▶ **Dataset entries on figures**:
------------

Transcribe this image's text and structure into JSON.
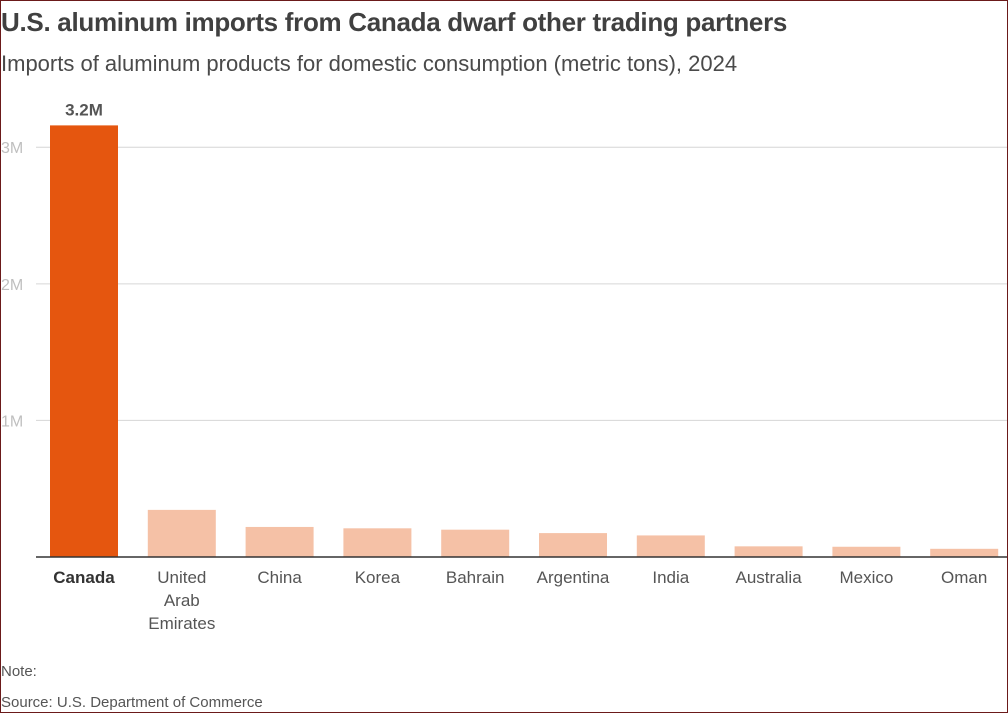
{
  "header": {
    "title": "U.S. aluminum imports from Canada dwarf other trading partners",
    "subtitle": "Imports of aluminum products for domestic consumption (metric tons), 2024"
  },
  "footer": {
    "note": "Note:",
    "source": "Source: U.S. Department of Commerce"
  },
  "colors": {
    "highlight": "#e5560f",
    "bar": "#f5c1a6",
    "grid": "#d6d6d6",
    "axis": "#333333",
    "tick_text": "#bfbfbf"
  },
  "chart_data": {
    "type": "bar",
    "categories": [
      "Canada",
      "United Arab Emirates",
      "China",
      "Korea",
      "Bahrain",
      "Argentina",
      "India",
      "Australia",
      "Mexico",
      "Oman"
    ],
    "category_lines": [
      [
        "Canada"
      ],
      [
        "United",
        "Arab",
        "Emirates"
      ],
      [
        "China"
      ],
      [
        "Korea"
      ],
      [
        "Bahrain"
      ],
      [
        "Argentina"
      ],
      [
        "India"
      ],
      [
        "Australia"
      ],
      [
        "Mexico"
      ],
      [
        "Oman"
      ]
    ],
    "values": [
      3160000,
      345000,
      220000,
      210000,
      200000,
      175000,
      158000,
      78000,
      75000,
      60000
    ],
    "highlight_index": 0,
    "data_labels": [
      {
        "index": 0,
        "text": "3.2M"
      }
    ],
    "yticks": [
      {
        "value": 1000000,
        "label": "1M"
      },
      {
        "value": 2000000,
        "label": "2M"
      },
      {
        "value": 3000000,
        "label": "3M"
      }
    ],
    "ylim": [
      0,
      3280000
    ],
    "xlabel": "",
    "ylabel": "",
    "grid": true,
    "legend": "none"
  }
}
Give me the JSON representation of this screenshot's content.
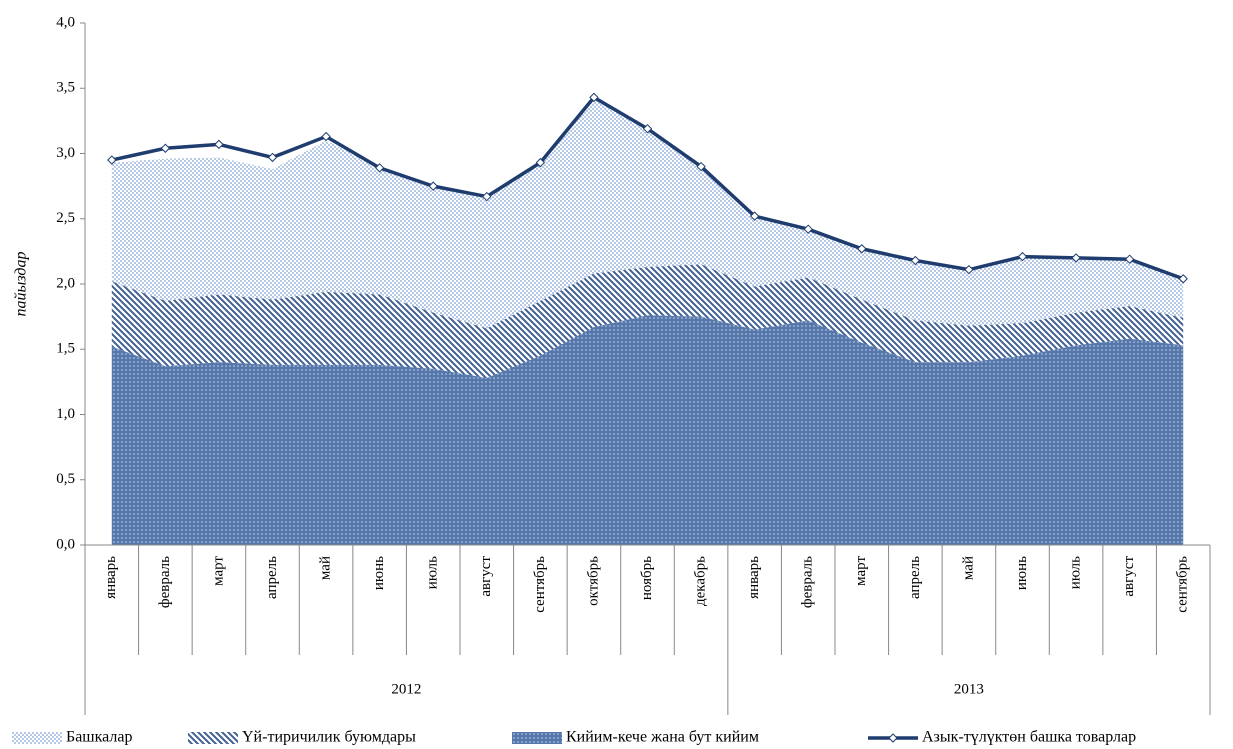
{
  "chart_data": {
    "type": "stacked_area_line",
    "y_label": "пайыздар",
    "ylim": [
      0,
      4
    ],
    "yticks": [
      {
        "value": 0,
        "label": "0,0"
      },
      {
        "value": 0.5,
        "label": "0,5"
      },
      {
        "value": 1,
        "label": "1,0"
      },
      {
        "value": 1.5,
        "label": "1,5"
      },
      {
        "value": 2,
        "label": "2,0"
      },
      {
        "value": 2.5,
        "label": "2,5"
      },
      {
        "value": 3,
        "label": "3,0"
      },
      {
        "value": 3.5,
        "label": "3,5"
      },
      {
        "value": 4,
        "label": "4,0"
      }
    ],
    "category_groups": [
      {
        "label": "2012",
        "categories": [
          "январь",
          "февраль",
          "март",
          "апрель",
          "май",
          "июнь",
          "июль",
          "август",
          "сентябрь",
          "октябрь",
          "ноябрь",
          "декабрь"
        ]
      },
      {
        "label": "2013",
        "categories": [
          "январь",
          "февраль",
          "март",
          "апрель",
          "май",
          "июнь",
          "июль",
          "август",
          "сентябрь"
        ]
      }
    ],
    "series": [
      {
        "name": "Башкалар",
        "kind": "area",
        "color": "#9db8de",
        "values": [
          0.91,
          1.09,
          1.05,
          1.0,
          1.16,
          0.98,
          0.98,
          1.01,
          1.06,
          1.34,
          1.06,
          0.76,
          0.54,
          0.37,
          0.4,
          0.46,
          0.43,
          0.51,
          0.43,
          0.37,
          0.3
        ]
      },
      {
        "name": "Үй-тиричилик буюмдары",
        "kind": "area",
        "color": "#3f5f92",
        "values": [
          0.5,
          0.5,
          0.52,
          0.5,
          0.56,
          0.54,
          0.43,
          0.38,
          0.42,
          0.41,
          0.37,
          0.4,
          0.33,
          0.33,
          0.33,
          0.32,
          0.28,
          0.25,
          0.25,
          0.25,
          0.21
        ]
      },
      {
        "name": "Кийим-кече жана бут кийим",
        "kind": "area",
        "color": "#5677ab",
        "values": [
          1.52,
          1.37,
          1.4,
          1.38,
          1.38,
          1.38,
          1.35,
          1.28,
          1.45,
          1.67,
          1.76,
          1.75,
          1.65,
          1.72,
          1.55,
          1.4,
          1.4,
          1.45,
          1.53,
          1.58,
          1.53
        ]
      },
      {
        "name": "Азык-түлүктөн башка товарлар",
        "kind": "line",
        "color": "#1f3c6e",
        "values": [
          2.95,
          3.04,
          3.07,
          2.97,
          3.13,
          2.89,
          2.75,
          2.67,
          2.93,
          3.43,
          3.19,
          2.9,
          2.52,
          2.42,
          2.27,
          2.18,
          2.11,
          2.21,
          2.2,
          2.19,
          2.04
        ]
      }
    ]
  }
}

------------

▶ **BRIEF**: Isolate each line of the listing above that includes "Canada". Copy it.

▶ **SOLVED EXERCISE**:
    "title": "U.S. aluminum imports from Canada dwarf other trading partners",
      "Canada",
        "Canada"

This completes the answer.